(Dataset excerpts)
============

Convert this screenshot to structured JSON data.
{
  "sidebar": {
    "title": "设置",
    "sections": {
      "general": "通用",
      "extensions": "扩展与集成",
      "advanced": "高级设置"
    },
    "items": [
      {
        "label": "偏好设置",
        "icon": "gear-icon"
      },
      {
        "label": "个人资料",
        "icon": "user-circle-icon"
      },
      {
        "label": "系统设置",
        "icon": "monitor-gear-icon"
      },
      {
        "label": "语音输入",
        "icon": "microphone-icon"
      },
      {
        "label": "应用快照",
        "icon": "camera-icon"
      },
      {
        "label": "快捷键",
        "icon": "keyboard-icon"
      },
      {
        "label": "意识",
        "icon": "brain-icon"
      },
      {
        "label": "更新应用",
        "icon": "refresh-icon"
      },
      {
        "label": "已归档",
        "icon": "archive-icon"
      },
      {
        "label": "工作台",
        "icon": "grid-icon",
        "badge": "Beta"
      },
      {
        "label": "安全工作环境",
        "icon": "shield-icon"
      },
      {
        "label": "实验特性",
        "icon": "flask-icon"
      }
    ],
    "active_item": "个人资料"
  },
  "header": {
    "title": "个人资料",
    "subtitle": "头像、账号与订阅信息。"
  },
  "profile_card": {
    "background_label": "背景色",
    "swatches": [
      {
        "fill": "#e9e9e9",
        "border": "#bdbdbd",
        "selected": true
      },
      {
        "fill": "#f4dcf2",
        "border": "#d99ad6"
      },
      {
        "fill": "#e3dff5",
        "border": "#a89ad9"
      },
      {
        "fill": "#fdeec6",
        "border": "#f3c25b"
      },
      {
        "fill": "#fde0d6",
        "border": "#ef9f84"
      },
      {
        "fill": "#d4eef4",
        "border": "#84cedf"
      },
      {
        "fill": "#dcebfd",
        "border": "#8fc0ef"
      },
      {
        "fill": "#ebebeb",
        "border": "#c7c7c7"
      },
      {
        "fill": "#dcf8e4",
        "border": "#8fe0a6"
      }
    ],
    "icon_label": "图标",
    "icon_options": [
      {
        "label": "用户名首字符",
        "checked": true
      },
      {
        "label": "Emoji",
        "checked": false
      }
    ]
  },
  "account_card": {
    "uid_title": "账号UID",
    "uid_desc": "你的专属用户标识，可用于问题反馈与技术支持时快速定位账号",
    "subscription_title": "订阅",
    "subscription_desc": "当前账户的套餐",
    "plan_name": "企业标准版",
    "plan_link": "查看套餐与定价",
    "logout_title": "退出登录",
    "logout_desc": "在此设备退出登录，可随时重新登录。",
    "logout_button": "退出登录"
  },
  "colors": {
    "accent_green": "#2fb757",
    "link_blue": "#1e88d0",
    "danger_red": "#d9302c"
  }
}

============

§ **Task statement**: Transcribe all the entries, keeping each one exactly as it is.

§ **Exercise result**:
Convert this screenshot to structured JSON data.
{
  "sidebar": {
    "title": "设置",
    "sections": {
      "general": "通用",
      "extensions": "扩展与集成",
      "advanced": "高级设置"
    },
    "items": [
      {
        "label": "偏好设置",
        "icon": "gear-icon"
      },
      {
        "label": "个人资料",
        "icon": "user-circle-icon"
      },
      {
        "label": "系统设置",
        "icon": "monitor-gear-icon"
      },
      {
        "label": "语音输入",
        "icon": "microphone-icon"
      },
      {
        "label": "应用快照",
        "icon": "camera-icon"
      },
      {
        "label": "快捷键",
        "icon": "keyboard-icon"
      },
      {
        "label": "意识",
        "icon": "brain-icon"
      },
      {
        "label": "更新应用",
        "icon": "refresh-icon"
      },
      {
        "label": "已归档",
        "icon": "archive-icon"
      },
      {
        "label": "工作台",
        "icon": "grid-icon",
        "badge": "Beta"
      },
      {
        "label": "安全工作环境",
        "icon": "shield-icon"
      },
      {
        "label": "实验特性",
        "icon": "flask-icon"
      }
    ],
    "active_item": "个人资料"
  },
  "header": {
    "title": "个人资料",
    "subtitle": "头像、账号与订阅信息。"
  },
  "profile_card": {
    "background_label": "背景色",
    "swatches": [
      {
        "fill": "#e9e9e9",
        "border": "#bdbdbd",
        "selected": true
      },
      {
        "fill": "#f4dcf2",
        "border": "#d99ad6"
      },
      {
        "fill": "#e3dff5",
        "border": "#a89ad9"
      },
      {
        "fill": "#fdeec6",
        "border": "#f3c25b"
      },
      {
        "fill": "#fde0d6",
        "border": "#ef9f84"
      },
      {
        "fill": "#d4eef4",
        "border": "#84cedf"
      },
      {
        "fill": "#dcebfd",
        "border": "#8fc0ef"
      },
      {
        "fill": "#ebebeb",
        "border": "#c7c7c7"
      },
      {
        "fill": "#dcf8e4",
        "border": "#8fe0a6"
      }
    ],
    "icon_label": "图标",
    "icon_options": [
      {
        "label": "用户名首字符",
        "checked": true
      },
      {
        "label": "Emoji",
        "checked": false
      }
    ]
  },
  "account_card": {
    "uid_title": "账号UID",
    "uid_desc": "你的专属用户标识，可用于问题反馈与技术支持时快速定位账号",
    "subscription_title": "订阅",
    "subscription_desc": "当前账户的套餐",
    "plan_name": "企业标准版",
    "plan_link": "查看套餐与定价",
    "logout_title": "退出登录",
    "logout_desc": "在此设备退出登录，可随时重新登录。",
    "logout_button": "退出登录"
  },
  "colors": {
    "accent_green": "#2fb757",
    "link_blue": "#1e88d0",
    "danger_red": "#d9302c"
  }
}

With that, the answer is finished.